Exercise data
----------------

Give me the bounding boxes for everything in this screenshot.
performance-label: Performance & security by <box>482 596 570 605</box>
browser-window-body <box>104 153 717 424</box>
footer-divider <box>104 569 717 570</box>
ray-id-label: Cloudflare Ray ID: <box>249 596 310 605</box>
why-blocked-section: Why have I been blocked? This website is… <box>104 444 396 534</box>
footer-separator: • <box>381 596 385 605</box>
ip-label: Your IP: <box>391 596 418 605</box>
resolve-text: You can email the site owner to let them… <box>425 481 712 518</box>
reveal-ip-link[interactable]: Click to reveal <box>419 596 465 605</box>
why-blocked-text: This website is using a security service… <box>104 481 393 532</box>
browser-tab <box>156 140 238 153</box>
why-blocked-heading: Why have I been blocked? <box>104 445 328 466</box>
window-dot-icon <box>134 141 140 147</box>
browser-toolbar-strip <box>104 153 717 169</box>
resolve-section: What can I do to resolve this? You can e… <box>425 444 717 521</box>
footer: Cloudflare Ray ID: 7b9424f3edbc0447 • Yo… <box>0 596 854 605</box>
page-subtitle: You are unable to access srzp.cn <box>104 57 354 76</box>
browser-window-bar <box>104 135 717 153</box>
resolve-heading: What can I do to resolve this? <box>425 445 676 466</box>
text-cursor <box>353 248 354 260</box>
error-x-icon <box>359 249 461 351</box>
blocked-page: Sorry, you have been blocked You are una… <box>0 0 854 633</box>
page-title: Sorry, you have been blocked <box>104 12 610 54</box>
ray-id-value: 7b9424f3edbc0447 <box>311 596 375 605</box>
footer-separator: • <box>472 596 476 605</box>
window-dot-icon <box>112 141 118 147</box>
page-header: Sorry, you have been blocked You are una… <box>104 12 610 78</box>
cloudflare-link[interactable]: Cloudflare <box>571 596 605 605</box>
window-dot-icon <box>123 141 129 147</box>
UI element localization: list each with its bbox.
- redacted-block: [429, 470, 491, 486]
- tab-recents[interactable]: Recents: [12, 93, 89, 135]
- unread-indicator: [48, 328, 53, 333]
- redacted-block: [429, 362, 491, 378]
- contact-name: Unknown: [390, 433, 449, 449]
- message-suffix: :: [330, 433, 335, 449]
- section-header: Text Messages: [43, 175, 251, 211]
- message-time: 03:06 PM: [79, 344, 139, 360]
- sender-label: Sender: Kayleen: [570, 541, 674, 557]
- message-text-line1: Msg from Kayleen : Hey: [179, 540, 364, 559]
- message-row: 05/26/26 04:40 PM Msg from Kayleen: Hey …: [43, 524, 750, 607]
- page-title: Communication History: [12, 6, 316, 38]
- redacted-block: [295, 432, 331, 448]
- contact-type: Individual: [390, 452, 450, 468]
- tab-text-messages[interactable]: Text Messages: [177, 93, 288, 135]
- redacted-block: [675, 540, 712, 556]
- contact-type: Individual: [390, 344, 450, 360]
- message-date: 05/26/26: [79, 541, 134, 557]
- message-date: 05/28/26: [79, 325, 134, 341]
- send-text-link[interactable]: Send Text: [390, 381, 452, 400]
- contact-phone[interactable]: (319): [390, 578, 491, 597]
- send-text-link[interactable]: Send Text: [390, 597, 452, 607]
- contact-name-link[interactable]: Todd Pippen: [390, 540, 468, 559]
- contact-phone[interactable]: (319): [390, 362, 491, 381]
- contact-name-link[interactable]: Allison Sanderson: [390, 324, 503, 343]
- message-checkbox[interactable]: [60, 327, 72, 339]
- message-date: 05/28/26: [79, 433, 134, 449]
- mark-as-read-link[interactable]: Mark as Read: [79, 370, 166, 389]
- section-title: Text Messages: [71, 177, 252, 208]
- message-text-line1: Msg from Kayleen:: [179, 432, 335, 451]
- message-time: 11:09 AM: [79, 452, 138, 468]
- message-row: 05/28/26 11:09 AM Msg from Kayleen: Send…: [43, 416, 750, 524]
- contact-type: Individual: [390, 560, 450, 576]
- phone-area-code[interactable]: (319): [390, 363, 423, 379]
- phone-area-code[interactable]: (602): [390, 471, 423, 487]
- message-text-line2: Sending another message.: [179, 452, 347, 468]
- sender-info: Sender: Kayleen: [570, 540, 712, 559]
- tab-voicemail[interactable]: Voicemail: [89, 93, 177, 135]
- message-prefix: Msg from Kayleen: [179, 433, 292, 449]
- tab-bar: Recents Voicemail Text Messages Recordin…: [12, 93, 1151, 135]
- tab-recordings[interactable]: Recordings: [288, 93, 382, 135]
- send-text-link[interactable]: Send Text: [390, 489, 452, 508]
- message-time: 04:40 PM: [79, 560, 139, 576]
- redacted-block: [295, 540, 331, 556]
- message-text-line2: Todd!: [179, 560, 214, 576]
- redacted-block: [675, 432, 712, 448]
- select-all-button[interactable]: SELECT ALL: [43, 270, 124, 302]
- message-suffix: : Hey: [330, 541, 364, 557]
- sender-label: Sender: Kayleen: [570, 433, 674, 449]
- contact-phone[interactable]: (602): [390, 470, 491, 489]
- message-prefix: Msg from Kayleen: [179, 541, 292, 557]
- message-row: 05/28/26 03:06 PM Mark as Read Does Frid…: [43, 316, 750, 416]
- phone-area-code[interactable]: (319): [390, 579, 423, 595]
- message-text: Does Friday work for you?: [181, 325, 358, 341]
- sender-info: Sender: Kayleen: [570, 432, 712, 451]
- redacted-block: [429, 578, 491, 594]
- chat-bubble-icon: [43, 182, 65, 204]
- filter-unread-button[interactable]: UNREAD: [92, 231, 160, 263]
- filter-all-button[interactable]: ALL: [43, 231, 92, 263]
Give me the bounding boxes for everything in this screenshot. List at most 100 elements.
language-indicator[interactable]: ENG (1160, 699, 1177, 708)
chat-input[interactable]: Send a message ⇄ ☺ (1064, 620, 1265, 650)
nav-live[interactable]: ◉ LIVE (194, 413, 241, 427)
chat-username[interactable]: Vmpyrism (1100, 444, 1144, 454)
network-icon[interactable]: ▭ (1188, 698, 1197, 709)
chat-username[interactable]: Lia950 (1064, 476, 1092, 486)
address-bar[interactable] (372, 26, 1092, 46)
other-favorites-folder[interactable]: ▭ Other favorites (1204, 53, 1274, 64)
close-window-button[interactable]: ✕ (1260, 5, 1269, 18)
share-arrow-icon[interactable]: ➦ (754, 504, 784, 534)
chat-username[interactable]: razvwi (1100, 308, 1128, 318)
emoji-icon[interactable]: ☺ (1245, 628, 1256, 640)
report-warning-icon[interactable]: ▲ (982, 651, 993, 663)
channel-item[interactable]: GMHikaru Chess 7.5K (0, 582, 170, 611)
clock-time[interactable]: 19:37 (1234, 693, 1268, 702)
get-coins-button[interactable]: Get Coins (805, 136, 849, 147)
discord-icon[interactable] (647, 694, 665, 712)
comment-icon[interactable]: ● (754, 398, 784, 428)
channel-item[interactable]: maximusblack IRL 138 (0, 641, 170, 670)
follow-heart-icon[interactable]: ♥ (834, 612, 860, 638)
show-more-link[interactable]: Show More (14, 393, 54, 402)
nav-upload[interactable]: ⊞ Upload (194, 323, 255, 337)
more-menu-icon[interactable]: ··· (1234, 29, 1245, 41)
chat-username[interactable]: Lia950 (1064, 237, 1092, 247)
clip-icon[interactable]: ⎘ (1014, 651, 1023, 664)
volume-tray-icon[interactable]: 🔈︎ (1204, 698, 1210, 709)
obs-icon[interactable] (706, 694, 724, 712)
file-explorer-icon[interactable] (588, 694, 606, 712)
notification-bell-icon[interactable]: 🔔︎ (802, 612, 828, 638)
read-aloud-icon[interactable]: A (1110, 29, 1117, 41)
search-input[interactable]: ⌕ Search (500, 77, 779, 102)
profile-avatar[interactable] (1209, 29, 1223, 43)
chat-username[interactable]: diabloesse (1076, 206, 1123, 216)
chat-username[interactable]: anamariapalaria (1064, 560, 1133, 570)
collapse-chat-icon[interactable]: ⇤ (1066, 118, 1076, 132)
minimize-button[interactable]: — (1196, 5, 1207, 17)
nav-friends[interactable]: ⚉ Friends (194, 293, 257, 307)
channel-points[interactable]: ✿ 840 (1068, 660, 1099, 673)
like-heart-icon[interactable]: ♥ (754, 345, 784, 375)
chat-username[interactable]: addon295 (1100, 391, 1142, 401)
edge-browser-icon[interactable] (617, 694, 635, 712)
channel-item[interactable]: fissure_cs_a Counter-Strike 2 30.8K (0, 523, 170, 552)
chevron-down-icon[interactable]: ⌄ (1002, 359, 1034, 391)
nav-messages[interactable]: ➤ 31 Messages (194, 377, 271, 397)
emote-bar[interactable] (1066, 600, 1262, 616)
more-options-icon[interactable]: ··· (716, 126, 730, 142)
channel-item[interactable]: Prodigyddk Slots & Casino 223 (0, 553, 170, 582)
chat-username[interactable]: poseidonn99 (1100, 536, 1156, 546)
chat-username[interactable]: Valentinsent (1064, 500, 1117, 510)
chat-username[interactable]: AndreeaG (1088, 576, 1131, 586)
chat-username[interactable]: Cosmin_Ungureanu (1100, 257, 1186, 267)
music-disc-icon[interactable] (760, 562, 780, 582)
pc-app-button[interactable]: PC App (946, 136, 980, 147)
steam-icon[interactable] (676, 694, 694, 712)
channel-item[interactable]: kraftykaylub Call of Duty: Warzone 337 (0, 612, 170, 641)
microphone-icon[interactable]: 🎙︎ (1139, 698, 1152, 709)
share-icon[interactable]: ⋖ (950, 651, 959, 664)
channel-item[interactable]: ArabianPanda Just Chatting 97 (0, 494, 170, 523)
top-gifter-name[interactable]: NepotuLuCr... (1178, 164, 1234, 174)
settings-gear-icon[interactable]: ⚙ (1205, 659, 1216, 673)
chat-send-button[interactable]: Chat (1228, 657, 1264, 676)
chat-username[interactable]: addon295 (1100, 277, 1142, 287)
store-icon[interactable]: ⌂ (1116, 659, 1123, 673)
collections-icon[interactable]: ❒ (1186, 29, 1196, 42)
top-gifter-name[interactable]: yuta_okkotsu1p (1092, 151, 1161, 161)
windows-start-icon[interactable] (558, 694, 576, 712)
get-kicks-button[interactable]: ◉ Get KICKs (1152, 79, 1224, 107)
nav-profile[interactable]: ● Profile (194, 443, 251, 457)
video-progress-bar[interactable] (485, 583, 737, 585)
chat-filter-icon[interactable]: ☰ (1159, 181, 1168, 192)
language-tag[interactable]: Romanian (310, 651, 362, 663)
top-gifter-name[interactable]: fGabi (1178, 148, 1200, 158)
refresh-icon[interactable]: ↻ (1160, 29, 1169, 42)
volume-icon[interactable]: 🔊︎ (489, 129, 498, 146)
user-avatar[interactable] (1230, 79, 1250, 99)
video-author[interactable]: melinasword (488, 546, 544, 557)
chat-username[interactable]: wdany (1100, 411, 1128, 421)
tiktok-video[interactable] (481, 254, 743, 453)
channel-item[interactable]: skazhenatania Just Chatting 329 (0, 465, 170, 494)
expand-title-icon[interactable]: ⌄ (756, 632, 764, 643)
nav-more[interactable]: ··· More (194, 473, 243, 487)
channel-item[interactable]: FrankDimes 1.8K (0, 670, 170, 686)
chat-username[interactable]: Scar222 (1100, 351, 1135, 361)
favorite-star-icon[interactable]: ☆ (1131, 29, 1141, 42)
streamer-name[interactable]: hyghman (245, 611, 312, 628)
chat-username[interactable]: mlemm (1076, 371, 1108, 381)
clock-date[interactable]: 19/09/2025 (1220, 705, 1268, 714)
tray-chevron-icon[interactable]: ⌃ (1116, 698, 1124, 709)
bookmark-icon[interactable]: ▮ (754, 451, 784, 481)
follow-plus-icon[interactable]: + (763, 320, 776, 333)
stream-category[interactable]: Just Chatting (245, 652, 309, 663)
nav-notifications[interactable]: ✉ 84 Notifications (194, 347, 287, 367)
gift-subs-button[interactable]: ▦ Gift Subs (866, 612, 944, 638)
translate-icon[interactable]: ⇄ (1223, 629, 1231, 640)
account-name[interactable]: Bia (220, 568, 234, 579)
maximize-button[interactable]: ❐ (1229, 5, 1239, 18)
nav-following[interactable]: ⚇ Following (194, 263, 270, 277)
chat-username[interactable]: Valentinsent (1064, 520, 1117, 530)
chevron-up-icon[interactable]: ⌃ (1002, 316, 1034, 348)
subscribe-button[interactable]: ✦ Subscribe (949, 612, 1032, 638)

----------------

Work to do
Can you copy the data word for word, from its first line through the line containing "ray-id-label: Cloudflare Ray", with both of those lines included?

Solved problem
Give me the bounding boxes for everything in this screenshot.
performance-label: Performance & security by <box>482 596 570 605</box>
browser-window-body <box>104 153 717 424</box>
footer-divider <box>104 569 717 570</box>
ray-id-label: Cloudflare Ray ID: <box>249 596 310 605</box>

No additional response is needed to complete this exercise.